[YOUR GOAL]
In your copy, include every line of the listing below exactly but none of the pictures.

[EXTRACTED RECORDS]
==============================

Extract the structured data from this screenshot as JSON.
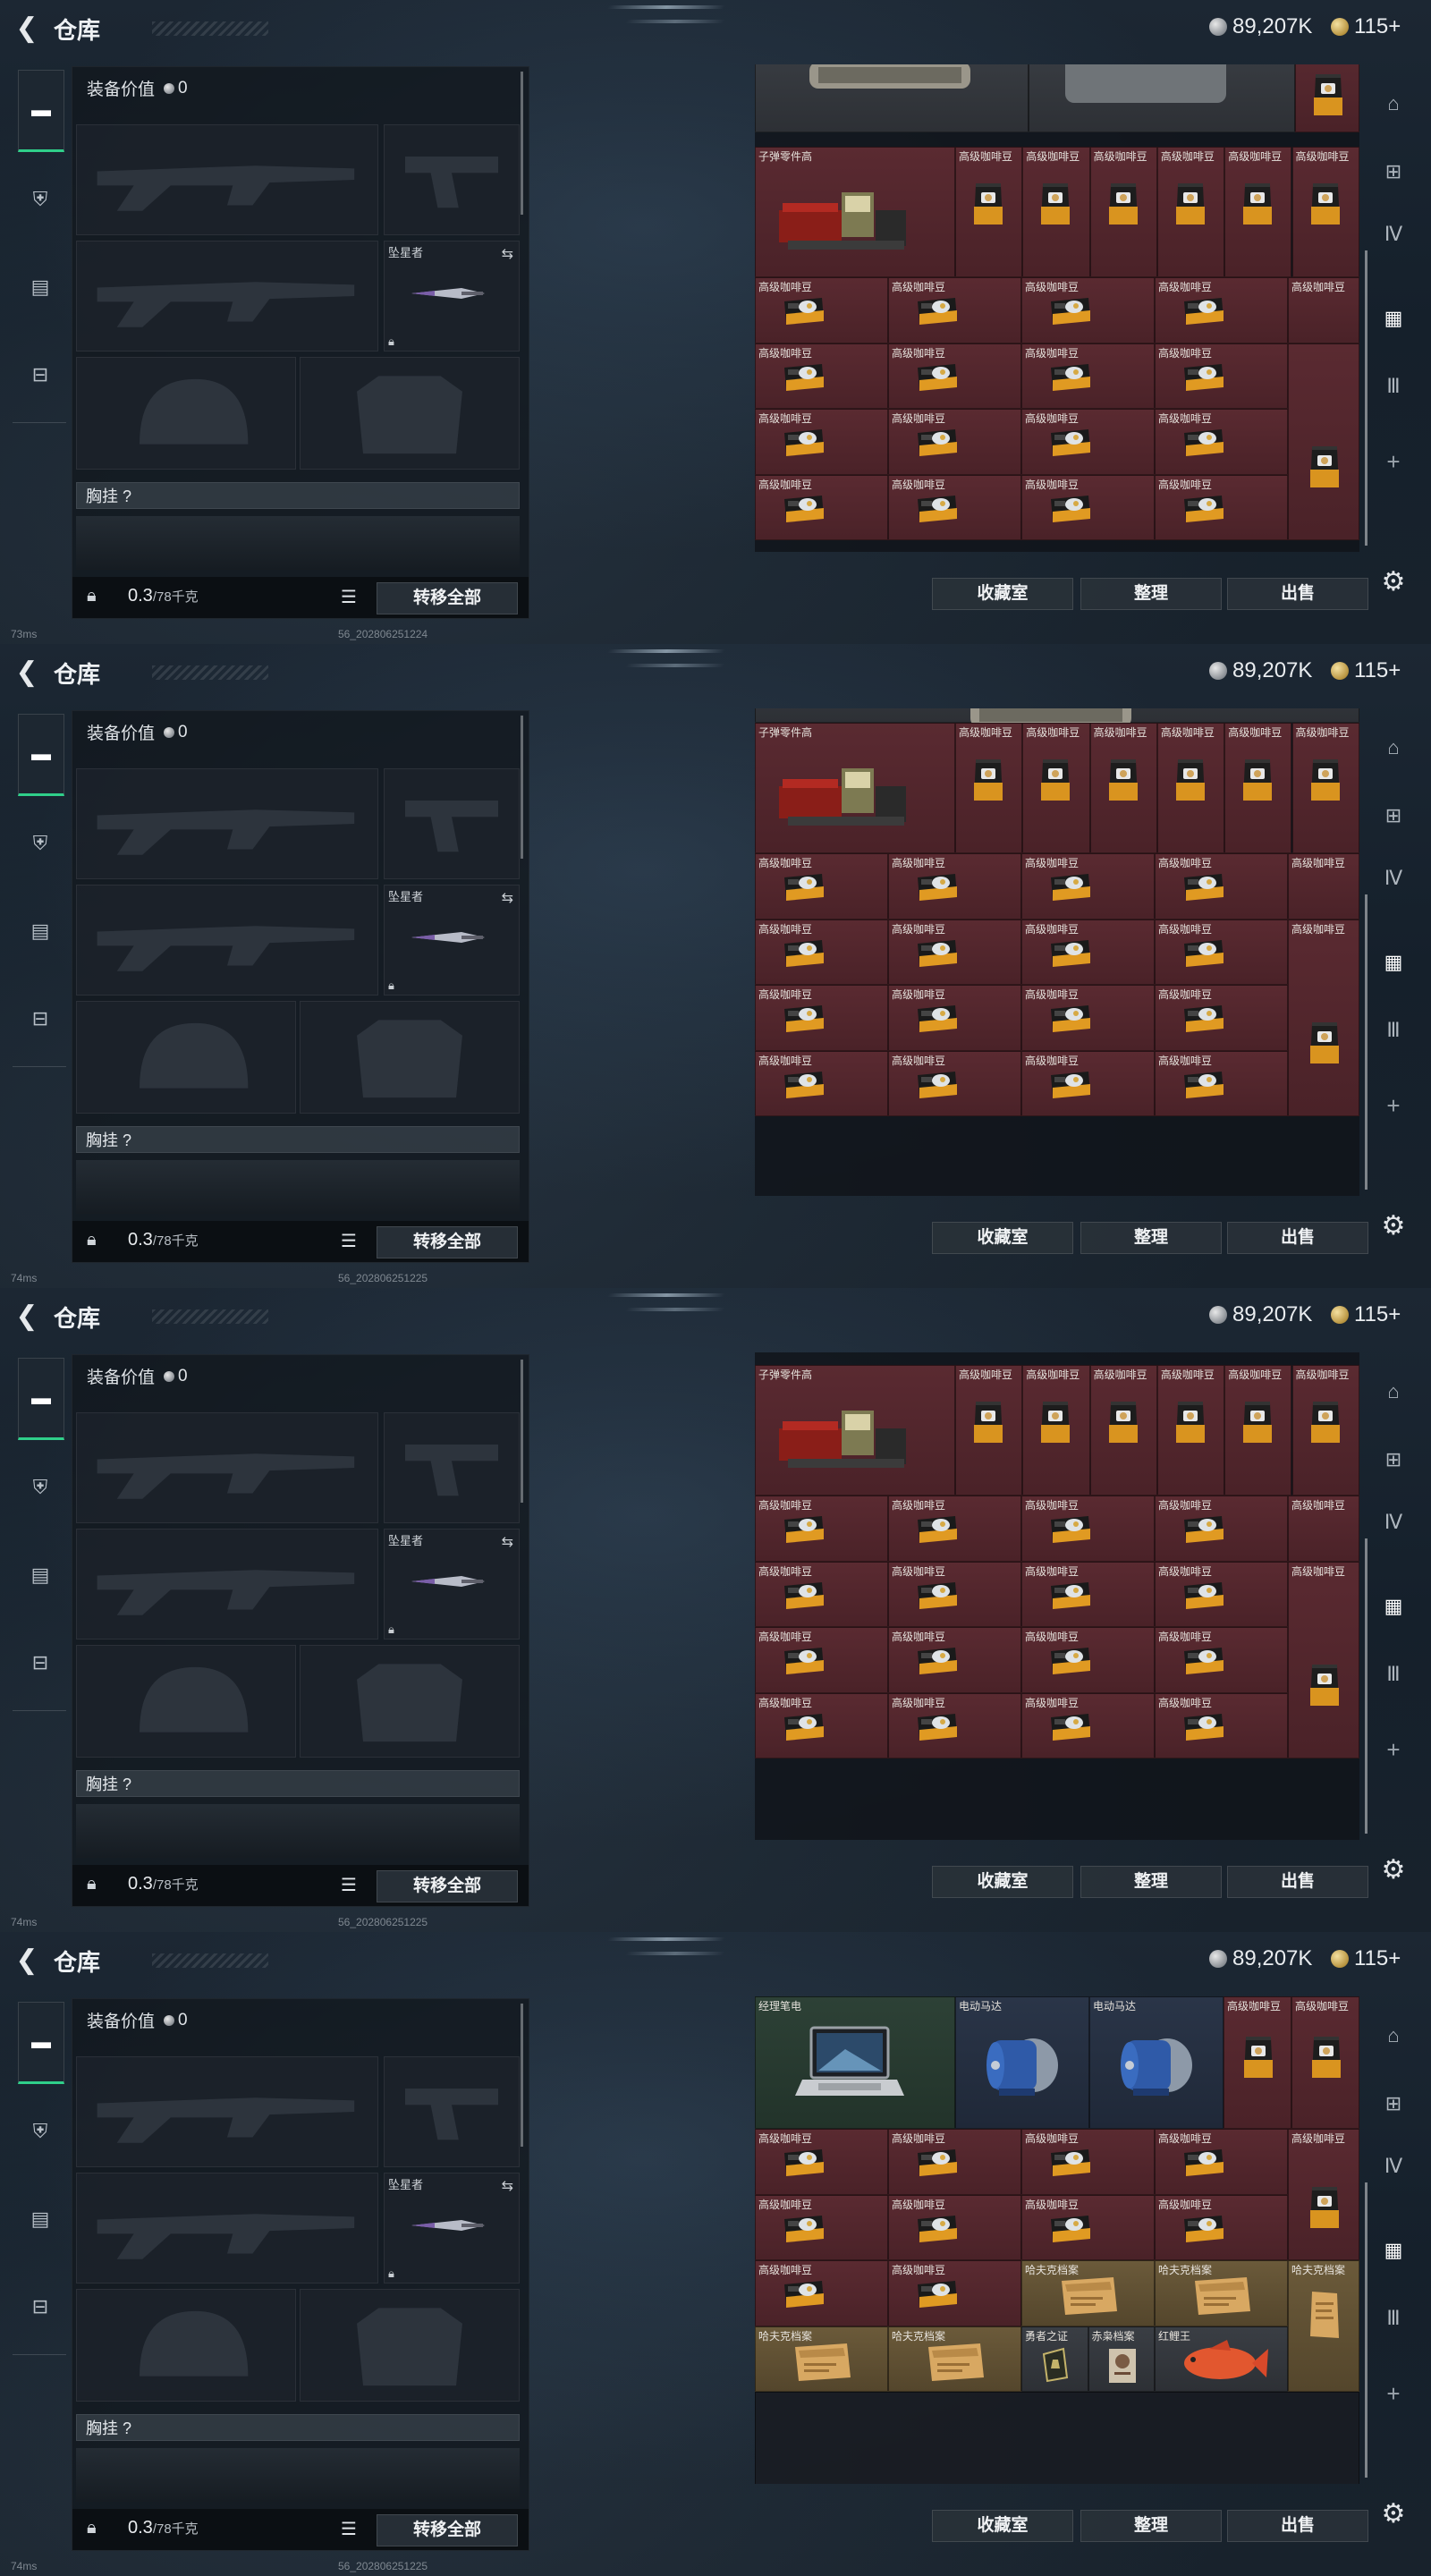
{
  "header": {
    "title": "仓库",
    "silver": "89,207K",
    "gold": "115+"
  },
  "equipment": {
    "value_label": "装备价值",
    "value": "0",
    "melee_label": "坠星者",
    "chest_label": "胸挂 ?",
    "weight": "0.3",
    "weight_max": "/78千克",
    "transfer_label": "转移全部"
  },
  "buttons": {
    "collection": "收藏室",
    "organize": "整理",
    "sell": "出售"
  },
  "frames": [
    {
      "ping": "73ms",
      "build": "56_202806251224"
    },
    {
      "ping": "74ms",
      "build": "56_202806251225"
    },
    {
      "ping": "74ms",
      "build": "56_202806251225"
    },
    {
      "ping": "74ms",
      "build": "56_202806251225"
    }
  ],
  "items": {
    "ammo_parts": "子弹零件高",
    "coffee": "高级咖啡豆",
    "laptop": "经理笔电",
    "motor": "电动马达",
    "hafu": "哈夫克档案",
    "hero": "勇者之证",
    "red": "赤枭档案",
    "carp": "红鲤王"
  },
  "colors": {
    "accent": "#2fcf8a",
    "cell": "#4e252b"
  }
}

==============================

[RESPONSE FOR THIS EXERCISE]
Extract the structured data from this screenshot as JSON.
{
  "header": {
    "title": "仓库",
    "silver": "89,207K",
    "gold": "115+"
  },
  "equipment": {
    "value_label": "装备价值",
    "value": "0",
    "melee_label": "坠星者",
    "chest_label": "胸挂 ?",
    "weight": "0.3",
    "weight_max": "/78千克",
    "transfer_label": "转移全部"
  },
  "buttons": {
    "collection": "收藏室",
    "organize": "整理",
    "sell": "出售"
  },
  "frames": [
    {
      "ping": "73ms",
      "build": "56_202806251224"
    },
    {
      "ping": "74ms",
      "build": "56_202806251225"
    },
    {
      "ping": "74ms",
      "build": "56_202806251225"
    },
    {
      "ping": "74ms",
      "build": "56_202806251225"
    }
  ],
  "items": {
    "ammo_parts": "子弹零件高",
    "coffee": "高级咖啡豆",
    "laptop": "经理笔电",
    "motor": "电动马达",
    "hafu": "哈夫克档案",
    "hero": "勇者之证",
    "red": "赤枭档案",
    "carp": "红鲤王"
  },
  "colors": {
    "accent": "#2fcf8a",
    "cell": "#4e252b"
  }
}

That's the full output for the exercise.